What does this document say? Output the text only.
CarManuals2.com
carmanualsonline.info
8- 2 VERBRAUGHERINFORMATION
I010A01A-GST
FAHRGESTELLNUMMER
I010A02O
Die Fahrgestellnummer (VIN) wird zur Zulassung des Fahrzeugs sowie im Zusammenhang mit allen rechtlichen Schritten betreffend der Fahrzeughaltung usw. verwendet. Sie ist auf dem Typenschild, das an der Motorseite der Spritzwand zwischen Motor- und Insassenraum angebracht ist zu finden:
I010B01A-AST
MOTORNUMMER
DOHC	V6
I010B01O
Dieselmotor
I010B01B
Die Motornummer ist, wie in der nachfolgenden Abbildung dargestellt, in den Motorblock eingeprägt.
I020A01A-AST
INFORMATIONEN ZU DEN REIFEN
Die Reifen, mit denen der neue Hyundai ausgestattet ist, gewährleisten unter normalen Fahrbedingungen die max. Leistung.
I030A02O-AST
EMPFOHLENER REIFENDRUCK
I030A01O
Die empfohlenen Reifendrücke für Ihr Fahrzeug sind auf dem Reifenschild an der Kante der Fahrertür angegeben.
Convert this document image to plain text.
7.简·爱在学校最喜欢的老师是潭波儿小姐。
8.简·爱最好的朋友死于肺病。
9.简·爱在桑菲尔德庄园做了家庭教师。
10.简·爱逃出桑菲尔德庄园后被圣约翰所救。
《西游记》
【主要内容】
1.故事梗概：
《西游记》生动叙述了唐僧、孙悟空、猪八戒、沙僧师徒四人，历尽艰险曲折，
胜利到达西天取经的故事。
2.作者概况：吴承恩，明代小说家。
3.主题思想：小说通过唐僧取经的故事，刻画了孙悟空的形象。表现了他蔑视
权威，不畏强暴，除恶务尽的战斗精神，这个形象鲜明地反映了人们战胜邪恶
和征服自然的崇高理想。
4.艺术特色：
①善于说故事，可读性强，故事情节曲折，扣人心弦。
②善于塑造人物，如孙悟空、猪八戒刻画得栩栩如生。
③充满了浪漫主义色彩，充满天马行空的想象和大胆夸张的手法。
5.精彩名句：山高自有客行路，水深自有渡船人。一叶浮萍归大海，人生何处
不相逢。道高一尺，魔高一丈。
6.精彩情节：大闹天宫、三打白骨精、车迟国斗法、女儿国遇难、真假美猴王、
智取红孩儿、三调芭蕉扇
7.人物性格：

Exercise details → Reproduce each record exactly, leaving nothing out.

Task answer →
What does this document say? Output the text only.
CarManuals2.com
carmanualsonline.info
8- 2 VERBRAUGHERINFORMATION
I010A01A-GST
FAHRGESTELLNUMMER
I010A02O
Die Fahrgestellnummer (VIN) wird zur Zulassung des Fahrzeugs sowie im Zusammenhang mit allen rechtlichen Schritten betreffend der Fahrzeughaltung usw. verwendet. Sie ist auf dem Typenschild, das an der Motorseite der Spritzwand zwischen Motor- und Insassenraum angebracht ist zu finden:
I010B01A-AST
MOTORNUMMER
DOHC	V6
I010B01O
Dieselmotor
I010B01B
Die Motornummer ist, wie in der nachfolgenden Abbildung dargestellt, in den Motorblock eingeprägt.
I020A01A-AST
INFORMATIONEN ZU DEN REIFEN
Die Reifen, mit denen der neue Hyundai ausgestattet ist, gewährleisten unter normalen Fahrbedingungen die max. Leistung.
I030A02O-AST
EMPFOHLENER REIFENDRUCK
I030A01O
Die empfohlenen Reifendrücke für Ihr Fahrzeug sind auf dem Reifenschild an der Kante der Fahrertür angegeben.
Convert this document image to plain text.
7.简·爱在学校最喜欢的老师是潭波儿小姐。
8.简·爱最好的朋友死于肺病。
9.简·爱在桑菲尔德庄园做了家庭教师。
10.简·爱逃出桑菲尔德庄园后被圣约翰所救。
《西游记》
【主要内容】
1.故事梗概：
《西游记》生动叙述了唐僧、孙悟空、猪八戒、沙僧师徒四人，历尽艰险曲折，
胜利到达西天取经的故事。
2.作者概况：吴承恩，明代小说家。
3.主题思想：小说通过唐僧取经的故事，刻画了孙悟空的形象。表现了他蔑视
权威，不畏强暴，除恶务尽的战斗精神，这个形象鲜明地反映了人们战胜邪恶
和征服自然的崇高理想。
4.艺术特色：
①善于说故事，可读性强，故事情节曲折，扣人心弦。
②善于塑造人物，如孙悟空、猪八戒刻画得栩栩如生。
③充满了浪漫主义色彩，充满天马行空的想象和大胆夸张的手法。
5.精彩名句：山高自有客行路，水深自有渡船人。一叶浮萍归大海，人生何处
不相逢。道高一尺，魔高一丈。
6.精彩情节：大闹天宫、三打白骨精、车迟国斗法、女儿国遇难、真假美猴王、
智取红孩儿、三调芭蕉扇
7.人物性格：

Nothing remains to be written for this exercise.